Every line of the material below should be repeated exactly.

--- Begin ENTRIES ---

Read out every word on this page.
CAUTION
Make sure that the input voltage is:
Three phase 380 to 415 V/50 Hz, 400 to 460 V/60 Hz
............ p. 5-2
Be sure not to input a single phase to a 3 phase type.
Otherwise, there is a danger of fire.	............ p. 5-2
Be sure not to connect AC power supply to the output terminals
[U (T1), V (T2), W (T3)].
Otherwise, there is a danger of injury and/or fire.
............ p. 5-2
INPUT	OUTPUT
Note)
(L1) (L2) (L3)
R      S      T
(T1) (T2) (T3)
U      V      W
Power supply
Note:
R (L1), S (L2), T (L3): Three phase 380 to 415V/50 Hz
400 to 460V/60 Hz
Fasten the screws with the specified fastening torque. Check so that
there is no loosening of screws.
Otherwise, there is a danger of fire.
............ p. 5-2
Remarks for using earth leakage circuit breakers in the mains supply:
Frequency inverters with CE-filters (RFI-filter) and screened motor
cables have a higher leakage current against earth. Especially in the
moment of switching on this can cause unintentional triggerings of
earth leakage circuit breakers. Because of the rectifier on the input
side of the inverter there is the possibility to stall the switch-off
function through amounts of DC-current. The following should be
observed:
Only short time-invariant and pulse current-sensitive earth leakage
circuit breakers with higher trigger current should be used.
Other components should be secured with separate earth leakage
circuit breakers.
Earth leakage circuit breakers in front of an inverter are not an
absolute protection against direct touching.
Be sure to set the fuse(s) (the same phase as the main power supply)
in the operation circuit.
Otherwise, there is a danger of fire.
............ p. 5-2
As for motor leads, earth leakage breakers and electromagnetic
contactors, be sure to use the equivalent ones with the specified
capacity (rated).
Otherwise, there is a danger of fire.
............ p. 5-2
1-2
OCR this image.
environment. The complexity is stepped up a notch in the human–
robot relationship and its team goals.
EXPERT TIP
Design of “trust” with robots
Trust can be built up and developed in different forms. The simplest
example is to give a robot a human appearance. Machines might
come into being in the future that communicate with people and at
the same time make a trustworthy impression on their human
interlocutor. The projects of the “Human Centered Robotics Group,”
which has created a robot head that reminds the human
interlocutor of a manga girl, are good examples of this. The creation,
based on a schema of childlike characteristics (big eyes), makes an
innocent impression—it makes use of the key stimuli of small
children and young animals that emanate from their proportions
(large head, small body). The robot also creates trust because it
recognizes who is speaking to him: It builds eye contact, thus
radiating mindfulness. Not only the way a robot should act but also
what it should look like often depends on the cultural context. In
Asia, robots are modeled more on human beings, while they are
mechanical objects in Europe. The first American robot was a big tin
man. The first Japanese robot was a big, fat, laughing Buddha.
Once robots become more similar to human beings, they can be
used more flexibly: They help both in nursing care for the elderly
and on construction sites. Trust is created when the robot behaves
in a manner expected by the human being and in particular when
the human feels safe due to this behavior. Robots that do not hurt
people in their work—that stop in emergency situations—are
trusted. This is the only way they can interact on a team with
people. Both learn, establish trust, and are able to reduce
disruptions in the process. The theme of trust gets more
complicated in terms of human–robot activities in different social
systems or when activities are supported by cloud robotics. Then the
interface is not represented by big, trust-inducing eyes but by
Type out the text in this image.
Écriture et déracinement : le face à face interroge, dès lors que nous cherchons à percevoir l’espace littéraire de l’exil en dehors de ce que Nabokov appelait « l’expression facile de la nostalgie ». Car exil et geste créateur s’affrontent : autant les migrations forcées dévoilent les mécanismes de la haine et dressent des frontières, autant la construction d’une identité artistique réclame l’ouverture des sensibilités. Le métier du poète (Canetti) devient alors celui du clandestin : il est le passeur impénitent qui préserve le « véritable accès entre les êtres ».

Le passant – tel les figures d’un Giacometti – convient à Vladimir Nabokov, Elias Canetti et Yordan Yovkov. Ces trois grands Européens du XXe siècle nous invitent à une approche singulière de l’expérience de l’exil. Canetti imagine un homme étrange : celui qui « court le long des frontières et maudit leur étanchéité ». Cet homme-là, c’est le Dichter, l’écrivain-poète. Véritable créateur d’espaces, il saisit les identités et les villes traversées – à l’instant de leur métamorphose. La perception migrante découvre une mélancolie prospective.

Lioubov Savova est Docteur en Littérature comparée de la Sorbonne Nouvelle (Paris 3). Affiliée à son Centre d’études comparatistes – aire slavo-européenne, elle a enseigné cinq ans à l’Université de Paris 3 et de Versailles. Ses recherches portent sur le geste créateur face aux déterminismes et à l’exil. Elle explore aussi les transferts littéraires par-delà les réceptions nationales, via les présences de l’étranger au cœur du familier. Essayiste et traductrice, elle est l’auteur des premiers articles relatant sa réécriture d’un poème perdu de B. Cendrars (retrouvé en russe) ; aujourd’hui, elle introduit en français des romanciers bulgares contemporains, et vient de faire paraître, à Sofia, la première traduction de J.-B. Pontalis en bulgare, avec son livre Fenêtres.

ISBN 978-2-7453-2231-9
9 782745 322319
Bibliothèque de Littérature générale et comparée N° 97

--- End ENTRIES ---

* [COMPLETE RESPONSE]:
Read out every word on this page.
CAUTION
Make sure that the input voltage is:
Three phase 380 to 415 V/50 Hz, 400 to 460 V/60 Hz
............ p. 5-2
Be sure not to input a single phase to a 3 phase type.
Otherwise, there is a danger of fire.	............ p. 5-2
Be sure not to connect AC power supply to the output terminals
[U (T1), V (T2), W (T3)].
Otherwise, there is a danger of injury and/or fire.
............ p. 5-2
INPUT	OUTPUT
Note)
(L1) (L2) (L3)
R      S      T
(T1) (T2) (T3)
U      V      W
Power supply
Note:
R (L1), S (L2), T (L3): Three phase 380 to 415V/50 Hz
400 to 460V/60 Hz
Fasten the screws with the specified fastening torque. Check so that
there is no loosening of screws.
Otherwise, there is a danger of fire.
............ p. 5-2
Remarks for using earth leakage circuit breakers in the mains supply:
Frequency inverters with CE-filters (RFI-filter) and screened motor
cables have a higher leakage current against earth. Especially in the
moment of switching on this can cause unintentional triggerings of
earth leakage circuit breakers. Because of the rectifier on the input
side of the inverter there is the possibility to stall the switch-off
function through amounts of DC-current. The following should be
observed:
Only short time-invariant and pulse current-sensitive earth leakage
circuit breakers with higher trigger current should be used.
Other components should be secured with separate earth leakage
circuit breakers.
Earth leakage circuit breakers in front of an inverter are not an
absolute protection against direct touching.
Be sure to set the fuse(s) (the same phase as the main power supply)
in the operation circuit.
Otherwise, there is a danger of fire.
............ p. 5-2
As for motor leads, earth leakage breakers and electromagnetic
contactors, be sure to use the equivalent ones with the specified
capacity (rated).
Otherwise, there is a danger of fire.
............ p. 5-2
1-2
OCR this image.
environment. The complexity is stepped up a notch in the human–
robot relationship and its team goals.
EXPERT TIP
Design of “trust” with robots
Trust can be built up and developed in different forms. The simplest
example is to give a robot a human appearance. Machines might
come into being in the future that communicate with people and at
the same time make a trustworthy impression on their human
interlocutor. The projects of the “Human Centered Robotics Group,”
which has created a robot head that reminds the human
interlocutor of a manga girl, are good examples of this. The creation,
based on a schema of childlike characteristics (big eyes), makes an
innocent impression—it makes use of the key stimuli of small
children and young animals that emanate from their proportions
(large head, small body). The robot also creates trust because it
recognizes who is speaking to him: It builds eye contact, thus
radiating mindfulness. Not only the way a robot should act but also
what it should look like often depends on the cultural context. In
Asia, robots are modeled more on human beings, while they are
mechanical objects in Europe. The first American robot was a big tin
man. The first Japanese robot was a big, fat, laughing Buddha.
Once robots become more similar to human beings, they can be
used more flexibly: They help both in nursing care for the elderly
and on construction sites. Trust is created when the robot behaves
in a manner expected by the human being and in particular when
the human feels safe due to this behavior. Robots that do not hurt
people in their work—that stop in emergency situations—are
trusted. This is the only way they can interact on a team with
people. Both learn, establish trust, and are able to reduce
disruptions in the process. The theme of trust gets more
complicated in terms of human–robot activities in different social
systems or when activities are supported by cloud robotics. Then the
interface is not represented by big, trust-inducing eyes but by
Type out the text in this image.
Écriture et déracinement : le face à face interroge, dès lors que nous cherchons à percevoir l’espace littéraire de l’exil en dehors de ce que Nabokov appelait « l’expression facile de la nostalgie ». Car exil et geste créateur s’affrontent : autant les migrations forcées dévoilent les mécanismes de la haine et dressent des frontières, autant la construction d’une identité artistique réclame l’ouverture des sensibilités. Le métier du poète (Canetti) devient alors celui du clandestin : il est le passeur impénitent qui préserve le « véritable accès entre les êtres ».

Le passant – tel les figures d’un Giacometti – convient à Vladimir Nabokov, Elias Canetti et Yordan Yovkov. Ces trois grands Européens du XXe siècle nous invitent à une approche singulière de l’expérience de l’exil. Canetti imagine un homme étrange : celui qui « court le long des frontières et maudit leur étanchéité ». Cet homme-là, c’est le Dichter, l’écrivain-poète. Véritable créateur d’espaces, il saisit les identités et les villes traversées – à l’instant de leur métamorphose. La perception migrante découvre une mélancolie prospective.

Lioubov Savova est Docteur en Littérature comparée de la Sorbonne Nouvelle (Paris 3). Affiliée à son Centre d’études comparatistes – aire slavo-européenne, elle a enseigné cinq ans à l’Université de Paris 3 et de Versailles. Ses recherches portent sur le geste créateur face aux déterminismes et à l’exil. Elle explore aussi les transferts littéraires par-delà les réceptions nationales, via les présences de l’étranger au cœur du familier. Essayiste et traductrice, elle est l’auteur des premiers articles relatant sa réécriture d’un poème perdu de B. Cendrars (retrouvé en russe) ; aujourd’hui, elle introduit en français des romanciers bulgares contemporains, et vient de faire paraître, à Sofia, la première traduction de J.-B. Pontalis en bulgare, avec son livre Fenêtres.

ISBN 978-2-7453-2231-9
9 782745 322319
Bibliothèque de Littérature générale et comparée N° 97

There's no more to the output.